● GIVEN TASK
Restate each entry word for word, leaving nothing out.
-- start of INPUT --
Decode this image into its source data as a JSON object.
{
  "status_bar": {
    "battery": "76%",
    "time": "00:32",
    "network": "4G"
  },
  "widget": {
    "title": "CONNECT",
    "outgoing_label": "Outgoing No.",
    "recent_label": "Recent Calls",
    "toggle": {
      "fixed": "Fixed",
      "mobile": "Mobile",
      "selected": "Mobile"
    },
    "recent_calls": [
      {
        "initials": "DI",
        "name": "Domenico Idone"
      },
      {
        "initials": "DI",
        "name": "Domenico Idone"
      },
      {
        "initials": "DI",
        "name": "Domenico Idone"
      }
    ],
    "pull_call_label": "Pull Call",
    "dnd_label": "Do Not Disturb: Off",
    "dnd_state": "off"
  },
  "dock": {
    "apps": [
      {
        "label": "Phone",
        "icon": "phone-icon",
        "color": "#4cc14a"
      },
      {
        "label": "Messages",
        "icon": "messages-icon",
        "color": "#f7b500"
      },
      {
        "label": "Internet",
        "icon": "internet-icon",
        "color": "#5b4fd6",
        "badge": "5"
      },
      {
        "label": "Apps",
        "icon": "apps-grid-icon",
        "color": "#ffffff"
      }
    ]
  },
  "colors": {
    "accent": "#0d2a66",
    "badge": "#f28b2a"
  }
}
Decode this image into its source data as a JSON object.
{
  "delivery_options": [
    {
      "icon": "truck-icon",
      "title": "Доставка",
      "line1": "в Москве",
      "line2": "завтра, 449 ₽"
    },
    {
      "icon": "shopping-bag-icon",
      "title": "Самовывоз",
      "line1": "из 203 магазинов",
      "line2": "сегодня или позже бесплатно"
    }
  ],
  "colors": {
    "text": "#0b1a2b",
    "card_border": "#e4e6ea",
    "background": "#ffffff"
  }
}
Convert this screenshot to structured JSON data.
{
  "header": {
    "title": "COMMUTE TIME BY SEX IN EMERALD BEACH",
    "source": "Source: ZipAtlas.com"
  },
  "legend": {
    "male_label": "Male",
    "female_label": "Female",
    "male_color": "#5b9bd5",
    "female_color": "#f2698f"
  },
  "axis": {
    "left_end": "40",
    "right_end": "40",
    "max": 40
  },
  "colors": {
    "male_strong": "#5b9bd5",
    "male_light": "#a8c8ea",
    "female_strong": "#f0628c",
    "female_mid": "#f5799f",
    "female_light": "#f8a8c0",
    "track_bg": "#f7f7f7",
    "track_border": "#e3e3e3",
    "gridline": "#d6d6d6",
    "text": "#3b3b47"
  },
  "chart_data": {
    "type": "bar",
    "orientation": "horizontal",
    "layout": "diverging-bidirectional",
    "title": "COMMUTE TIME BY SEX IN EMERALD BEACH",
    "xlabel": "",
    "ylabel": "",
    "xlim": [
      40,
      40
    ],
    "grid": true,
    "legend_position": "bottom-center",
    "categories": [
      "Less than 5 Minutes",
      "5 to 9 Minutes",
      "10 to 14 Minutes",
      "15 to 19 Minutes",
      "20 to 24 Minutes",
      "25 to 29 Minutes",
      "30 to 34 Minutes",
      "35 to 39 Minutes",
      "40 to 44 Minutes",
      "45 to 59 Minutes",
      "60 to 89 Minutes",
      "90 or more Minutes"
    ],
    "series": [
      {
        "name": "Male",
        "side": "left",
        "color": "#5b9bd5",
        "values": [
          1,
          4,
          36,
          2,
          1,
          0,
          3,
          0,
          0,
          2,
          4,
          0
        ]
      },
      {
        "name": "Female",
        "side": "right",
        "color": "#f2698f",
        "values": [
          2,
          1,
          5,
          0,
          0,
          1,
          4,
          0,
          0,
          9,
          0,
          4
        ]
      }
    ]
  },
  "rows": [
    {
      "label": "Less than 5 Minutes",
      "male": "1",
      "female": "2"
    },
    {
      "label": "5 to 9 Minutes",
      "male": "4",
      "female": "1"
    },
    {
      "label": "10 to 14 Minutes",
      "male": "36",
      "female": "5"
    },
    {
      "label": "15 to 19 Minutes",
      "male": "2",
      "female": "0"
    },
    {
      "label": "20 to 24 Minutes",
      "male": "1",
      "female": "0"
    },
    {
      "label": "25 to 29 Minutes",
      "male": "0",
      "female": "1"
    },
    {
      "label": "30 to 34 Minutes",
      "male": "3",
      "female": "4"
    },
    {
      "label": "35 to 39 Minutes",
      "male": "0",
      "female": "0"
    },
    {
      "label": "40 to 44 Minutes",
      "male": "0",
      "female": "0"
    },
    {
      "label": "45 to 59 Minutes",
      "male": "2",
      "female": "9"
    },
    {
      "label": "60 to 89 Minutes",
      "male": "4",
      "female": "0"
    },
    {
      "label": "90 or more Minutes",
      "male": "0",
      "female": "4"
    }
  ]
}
-- end of INPUT --
● RESULT
Decode this image into its source data as a JSON object.
{
  "status_bar": {
    "battery": "76%",
    "time": "00:32",
    "network": "4G"
  },
  "widget": {
    "title": "CONNECT",
    "outgoing_label": "Outgoing No.",
    "recent_label": "Recent Calls",
    "toggle": {
      "fixed": "Fixed",
      "mobile": "Mobile",
      "selected": "Mobile"
    },
    "recent_calls": [
      {
        "initials": "DI",
        "name": "Domenico Idone"
      },
      {
        "initials": "DI",
        "name": "Domenico Idone"
      },
      {
        "initials": "DI",
        "name": "Domenico Idone"
      }
    ],
    "pull_call_label": "Pull Call",
    "dnd_label": "Do Not Disturb: Off",
    "dnd_state": "off"
  },
  "dock": {
    "apps": [
      {
        "label": "Phone",
        "icon": "phone-icon",
        "color": "#4cc14a"
      },
      {
        "label": "Messages",
        "icon": "messages-icon",
        "color": "#f7b500"
      },
      {
        "label": "Internet",
        "icon": "internet-icon",
        "color": "#5b4fd6",
        "badge": "5"
      },
      {
        "label": "Apps",
        "icon": "apps-grid-icon",
        "color": "#ffffff"
      }
    ]
  },
  "colors": {
    "accent": "#0d2a66",
    "badge": "#f28b2a"
  }
}
Decode this image into its source data as a JSON object.
{
  "delivery_options": [
    {
      "icon": "truck-icon",
      "title": "Доставка",
      "line1": "в Москве",
      "line2": "завтра, 449 ₽"
    },
    {
      "icon": "shopping-bag-icon",
      "title": "Самовывоз",
      "line1": "из 203 магазинов",
      "line2": "сегодня или позже бесплатно"
    }
  ],
  "colors": {
    "text": "#0b1a2b",
    "card_border": "#e4e6ea",
    "background": "#ffffff"
  }
}
Convert this screenshot to structured JSON data.
{
  "header": {
    "title": "COMMUTE TIME BY SEX IN EMERALD BEACH",
    "source": "Source: ZipAtlas.com"
  },
  "legend": {
    "male_label": "Male",
    "female_label": "Female",
    "male_color": "#5b9bd5",
    "female_color": "#f2698f"
  },
  "axis": {
    "left_end": "40",
    "right_end": "40",
    "max": 40
  },
  "colors": {
    "male_strong": "#5b9bd5",
    "male_light": "#a8c8ea",
    "female_strong": "#f0628c",
    "female_mid": "#f5799f",
    "female_light": "#f8a8c0",
    "track_bg": "#f7f7f7",
    "track_border": "#e3e3e3",
    "gridline": "#d6d6d6",
    "text": "#3b3b47"
  },
  "chart_data": {
    "type": "bar",
    "orientation": "horizontal",
    "layout": "diverging-bidirectional",
    "title": "COMMUTE TIME BY SEX IN EMERALD BEACH",
    "xlabel": "",
    "ylabel": "",
    "xlim": [
      40,
      40
    ],
    "grid": true,
    "legend_position": "bottom-center",
    "categories": [
      "Less than 5 Minutes",
      "5 to 9 Minutes",
      "10 to 14 Minutes",
      "15 to 19 Minutes",
      "20 to 24 Minutes",
      "25 to 29 Minutes",
      "30 to 34 Minutes",
      "35 to 39 Minutes",
      "40 to 44 Minutes",
      "45 to 59 Minutes",
      "60 to 89 Minutes",
      "90 or more Minutes"
    ],
    "series": [
      {
        "name": "Male",
        "side": "left",
        "color": "#5b9bd5",
        "values": [
          1,
          4,
          36,
          2,
          1,
          0,
          3,
          0,
          0,
          2,
          4,
          0
        ]
      },
      {
        "name": "Female",
        "side": "right",
        "color": "#f2698f",
        "values": [
          2,
          1,
          5,
          0,
          0,
          1,
          4,
          0,
          0,
          9,
          0,
          4
        ]
      }
    ]
  },
  "rows": [
    {
      "label": "Less than 5 Minutes",
      "male": "1",
      "female": "2"
    },
    {
      "label": "5 to 9 Minutes",
      "male": "4",
      "female": "1"
    },
    {
      "label": "10 to 14 Minutes",
      "male": "36",
      "female": "5"
    },
    {
      "label": "15 to 19 Minutes",
      "male": "2",
      "female": "0"
    },
    {
      "label": "20 to 24 Minutes",
      "male": "1",
      "female": "0"
    },
    {
      "label": "25 to 29 Minutes",
      "male": "0",
      "female": "1"
    },
    {
      "label": "30 to 34 Minutes",
      "male": "3",
      "female": "4"
    },
    {
      "label": "35 to 39 Minutes",
      "male": "0",
      "female": "0"
    },
    {
      "label": "40 to 44 Minutes",
      "male": "0",
      "female": "0"
    },
    {
      "label": "45 to 59 Minutes",
      "male": "2",
      "female": "9"
    },
    {
      "label": "60 to 89 Minutes",
      "male": "4",
      "female": "0"
    },
    {
      "label": "90 or more Minutes",
      "male": "0",
      "female": "4"
    }
  ]
}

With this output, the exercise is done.